- [SHORT PROBLEM]: The records that follow are to be repeated without alteration.

START

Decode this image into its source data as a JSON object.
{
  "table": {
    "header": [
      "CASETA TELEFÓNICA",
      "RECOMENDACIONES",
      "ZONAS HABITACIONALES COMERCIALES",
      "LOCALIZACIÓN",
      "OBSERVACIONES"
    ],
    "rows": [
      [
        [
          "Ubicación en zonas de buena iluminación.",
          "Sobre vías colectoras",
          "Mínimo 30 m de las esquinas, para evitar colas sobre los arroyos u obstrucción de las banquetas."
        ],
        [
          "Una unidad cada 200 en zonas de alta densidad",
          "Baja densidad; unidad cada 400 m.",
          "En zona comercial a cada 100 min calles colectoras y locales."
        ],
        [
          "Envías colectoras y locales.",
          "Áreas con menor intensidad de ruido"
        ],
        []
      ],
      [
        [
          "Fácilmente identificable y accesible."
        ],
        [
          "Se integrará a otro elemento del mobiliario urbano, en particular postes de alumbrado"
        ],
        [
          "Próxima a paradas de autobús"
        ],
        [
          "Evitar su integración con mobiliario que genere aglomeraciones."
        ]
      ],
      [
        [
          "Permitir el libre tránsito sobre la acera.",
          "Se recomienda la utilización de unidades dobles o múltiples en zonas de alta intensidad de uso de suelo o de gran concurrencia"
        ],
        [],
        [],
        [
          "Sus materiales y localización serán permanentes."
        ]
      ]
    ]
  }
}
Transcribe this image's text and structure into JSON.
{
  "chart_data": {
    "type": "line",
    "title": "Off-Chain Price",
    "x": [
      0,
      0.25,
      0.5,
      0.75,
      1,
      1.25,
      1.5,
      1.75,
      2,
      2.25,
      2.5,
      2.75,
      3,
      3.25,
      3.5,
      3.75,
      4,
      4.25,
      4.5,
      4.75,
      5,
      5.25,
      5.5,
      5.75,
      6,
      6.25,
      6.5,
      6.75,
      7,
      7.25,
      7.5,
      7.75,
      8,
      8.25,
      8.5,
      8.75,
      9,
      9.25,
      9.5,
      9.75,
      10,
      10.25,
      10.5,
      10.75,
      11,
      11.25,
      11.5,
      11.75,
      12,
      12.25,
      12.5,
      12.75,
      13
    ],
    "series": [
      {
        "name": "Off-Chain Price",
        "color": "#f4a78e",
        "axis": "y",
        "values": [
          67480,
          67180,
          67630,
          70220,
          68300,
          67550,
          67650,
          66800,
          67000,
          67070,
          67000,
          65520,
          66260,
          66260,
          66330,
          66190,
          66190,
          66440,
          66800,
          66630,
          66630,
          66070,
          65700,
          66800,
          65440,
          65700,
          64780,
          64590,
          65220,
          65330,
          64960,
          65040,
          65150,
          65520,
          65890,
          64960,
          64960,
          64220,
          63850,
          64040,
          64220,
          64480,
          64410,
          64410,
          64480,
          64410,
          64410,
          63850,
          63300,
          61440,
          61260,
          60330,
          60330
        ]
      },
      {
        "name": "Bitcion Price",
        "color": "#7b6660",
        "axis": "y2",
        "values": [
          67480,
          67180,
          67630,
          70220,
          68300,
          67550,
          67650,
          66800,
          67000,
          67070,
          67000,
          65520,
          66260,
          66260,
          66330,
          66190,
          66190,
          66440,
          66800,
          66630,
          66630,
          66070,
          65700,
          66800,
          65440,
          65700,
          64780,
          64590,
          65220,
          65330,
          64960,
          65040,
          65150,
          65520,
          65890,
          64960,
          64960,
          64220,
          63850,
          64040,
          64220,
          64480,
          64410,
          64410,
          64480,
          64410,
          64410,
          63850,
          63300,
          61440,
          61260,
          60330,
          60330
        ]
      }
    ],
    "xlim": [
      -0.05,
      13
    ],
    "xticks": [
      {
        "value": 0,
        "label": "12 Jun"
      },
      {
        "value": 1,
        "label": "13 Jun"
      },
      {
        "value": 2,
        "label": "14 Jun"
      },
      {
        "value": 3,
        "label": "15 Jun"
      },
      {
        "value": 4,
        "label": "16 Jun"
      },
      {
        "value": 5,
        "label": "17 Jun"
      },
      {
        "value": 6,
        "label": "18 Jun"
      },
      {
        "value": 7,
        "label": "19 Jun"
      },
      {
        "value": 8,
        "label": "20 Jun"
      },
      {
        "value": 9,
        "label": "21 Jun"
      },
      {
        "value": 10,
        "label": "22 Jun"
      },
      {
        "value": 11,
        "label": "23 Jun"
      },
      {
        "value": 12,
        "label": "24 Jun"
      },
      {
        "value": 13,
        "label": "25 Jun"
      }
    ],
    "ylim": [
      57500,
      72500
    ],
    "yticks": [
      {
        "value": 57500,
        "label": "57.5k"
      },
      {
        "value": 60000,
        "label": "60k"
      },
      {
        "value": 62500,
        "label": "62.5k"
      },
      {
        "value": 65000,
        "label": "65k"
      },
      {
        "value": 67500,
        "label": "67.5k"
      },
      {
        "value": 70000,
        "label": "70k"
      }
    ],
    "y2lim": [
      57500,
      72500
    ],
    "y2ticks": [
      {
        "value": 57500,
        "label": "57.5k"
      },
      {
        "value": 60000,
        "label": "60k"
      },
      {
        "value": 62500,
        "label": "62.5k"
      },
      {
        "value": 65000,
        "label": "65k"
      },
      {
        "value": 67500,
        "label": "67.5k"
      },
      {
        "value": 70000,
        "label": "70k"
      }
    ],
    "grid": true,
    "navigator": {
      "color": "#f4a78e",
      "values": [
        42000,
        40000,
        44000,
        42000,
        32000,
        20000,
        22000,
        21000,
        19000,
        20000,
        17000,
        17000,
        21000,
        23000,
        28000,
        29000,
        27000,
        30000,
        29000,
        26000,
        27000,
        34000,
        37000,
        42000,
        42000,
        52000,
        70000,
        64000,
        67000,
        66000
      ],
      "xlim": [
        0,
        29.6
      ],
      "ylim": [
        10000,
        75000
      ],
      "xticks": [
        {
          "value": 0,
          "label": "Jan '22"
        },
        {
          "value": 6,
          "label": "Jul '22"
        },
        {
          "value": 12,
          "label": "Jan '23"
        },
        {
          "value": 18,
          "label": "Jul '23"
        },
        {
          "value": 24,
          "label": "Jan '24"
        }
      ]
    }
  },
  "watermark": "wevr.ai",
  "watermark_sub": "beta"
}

END

- [RESPONSE BELOW]:
Decode this image into its source data as a JSON object.
{
  "table": {
    "header": [
      "CASETA TELEFÓNICA",
      "RECOMENDACIONES",
      "ZONAS HABITACIONALES COMERCIALES",
      "LOCALIZACIÓN",
      "OBSERVACIONES"
    ],
    "rows": [
      [
        [
          "Ubicación en zonas de buena iluminación.",
          "Sobre vías colectoras",
          "Mínimo 30 m de las esquinas, para evitar colas sobre los arroyos u obstrucción de las banquetas."
        ],
        [
          "Una unidad cada 200 en zonas de alta densidad",
          "Baja densidad; unidad cada 400 m.",
          "En zona comercial a cada 100 min calles colectoras y locales."
        ],
        [
          "Envías colectoras y locales.",
          "Áreas con menor intensidad de ruido"
        ],
        []
      ],
      [
        [
          "Fácilmente identificable y accesible."
        ],
        [
          "Se integrará a otro elemento del mobiliario urbano, en particular postes de alumbrado"
        ],
        [
          "Próxima a paradas de autobús"
        ],
        [
          "Evitar su integración con mobiliario que genere aglomeraciones."
        ]
      ],
      [
        [
          "Permitir el libre tránsito sobre la acera.",
          "Se recomienda la utilización de unidades dobles o múltiples en zonas de alta intensidad de uso de suelo o de gran concurrencia"
        ],
        [],
        [],
        [
          "Sus materiales y localización serán permanentes."
        ]
      ]
    ]
  }
}
Transcribe this image's text and structure into JSON.
{
  "chart_data": {
    "type": "line",
    "title": "Off-Chain Price",
    "x": [
      0,
      0.25,
      0.5,
      0.75,
      1,
      1.25,
      1.5,
      1.75,
      2,
      2.25,
      2.5,
      2.75,
      3,
      3.25,
      3.5,
      3.75,
      4,
      4.25,
      4.5,
      4.75,
      5,
      5.25,
      5.5,
      5.75,
      6,
      6.25,
      6.5,
      6.75,
      7,
      7.25,
      7.5,
      7.75,
      8,
      8.25,
      8.5,
      8.75,
      9,
      9.25,
      9.5,
      9.75,
      10,
      10.25,
      10.5,
      10.75,
      11,
      11.25,
      11.5,
      11.75,
      12,
      12.25,
      12.5,
      12.75,
      13
    ],
    "series": [
      {
        "name": "Off-Chain Price",
        "color": "#f4a78e",
        "axis": "y",
        "values": [
          67480,
          67180,
          67630,
          70220,
          68300,
          67550,
          67650,
          66800,
          67000,
          67070,
          67000,
          65520,
          66260,
          66260,
          66330,
          66190,
          66190,
          66440,
          66800,
          66630,
          66630,
          66070,
          65700,
          66800,
          65440,
          65700,
          64780,
          64590,
          65220,
          65330,
          64960,
          65040,
          65150,
          65520,
          65890,
          64960,
          64960,
          64220,
          63850,
          64040,
          64220,
          64480,
          64410,
          64410,
          64480,
          64410,
          64410,
          63850,
          63300,
          61440,
          61260,
          60330,
          60330
        ]
      },
      {
        "name": "Bitcion Price",
        "color": "#7b6660",
        "axis": "y2",
        "values": [
          67480,
          67180,
          67630,
          70220,
          68300,
          67550,
          67650,
          66800,
          67000,
          67070,
          67000,
          65520,
          66260,
          66260,
          66330,
          66190,
          66190,
          66440,
          66800,
          66630,
          66630,
          66070,
          65700,
          66800,
          65440,
          65700,
          64780,
          64590,
          65220,
          65330,
          64960,
          65040,
          65150,
          65520,
          65890,
          64960,
          64960,
          64220,
          63850,
          64040,
          64220,
          64480,
          64410,
          64410,
          64480,
          64410,
          64410,
          63850,
          63300,
          61440,
          61260,
          60330,
          60330
        ]
      }
    ],
    "xlim": [
      -0.05,
      13
    ],
    "xticks": [
      {
        "value": 0,
        "label": "12 Jun"
      },
      {
        "value": 1,
        "label": "13 Jun"
      },
      {
        "value": 2,
        "label": "14 Jun"
      },
      {
        "value": 3,
        "label": "15 Jun"
      },
      {
        "value": 4,
        "label": "16 Jun"
      },
      {
        "value": 5,
        "label": "17 Jun"
      },
      {
        "value": 6,
        "label": "18 Jun"
      },
      {
        "value": 7,
        "label": "19 Jun"
      },
      {
        "value": 8,
        "label": "20 Jun"
      },
      {
        "value": 9,
        "label": "21 Jun"
      },
      {
        "value": 10,
        "label": "22 Jun"
      },
      {
        "value": 11,
        "label": "23 Jun"
      },
      {
        "value": 12,
        "label": "24 Jun"
      },
      {
        "value": 13,
        "label": "25 Jun"
      }
    ],
    "ylim": [
      57500,
      72500
    ],
    "yticks": [
      {
        "value": 57500,
        "label": "57.5k"
      },
      {
        "value": 60000,
        "label": "60k"
      },
      {
        "value": 62500,
        "label": "62.5k"
      },
      {
        "value": 65000,
        "label": "65k"
      },
      {
        "value": 67500,
        "label": "67.5k"
      },
      {
        "value": 70000,
        "label": "70k"
      }
    ],
    "y2lim": [
      57500,
      72500
    ],
    "y2ticks": [
      {
        "value": 57500,
        "label": "57.5k"
      },
      {
        "value": 60000,
        "label": "60k"
      },
      {
        "value": 62500,
        "label": "62.5k"
      },
      {
        "value": 65000,
        "label": "65k"
      },
      {
        "value": 67500,
        "label": "67.5k"
      },
      {
        "value": 70000,
        "label": "70k"
      }
    ],
    "grid": true,
    "navigator": {
      "color": "#f4a78e",
      "values": [
        42000,
        40000,
        44000,
        42000,
        32000,
        20000,
        22000,
        21000,
        19000,
        20000,
        17000,
        17000,
        21000,
        23000,
        28000,
        29000,
        27000,
        30000,
        29000,
        26000,
        27000,
        34000,
        37000,
        42000,
        42000,
        52000,
        70000,
        64000,
        67000,
        66000
      ],
      "xlim": [
        0,
        29.6
      ],
      "ylim": [
        10000,
        75000
      ],
      "xticks": [
        {
          "value": 0,
          "label": "Jan '22"
        },
        {
          "value": 6,
          "label": "Jul '22"
        },
        {
          "value": 12,
          "label": "Jan '23"
        },
        {
          "value": 18,
          "label": "Jul '23"
        },
        {
          "value": 24,
          "label": "Jan '24"
        }
      ]
    }
  },
  "watermark": "wevr.ai",
  "watermark_sub": "beta"
}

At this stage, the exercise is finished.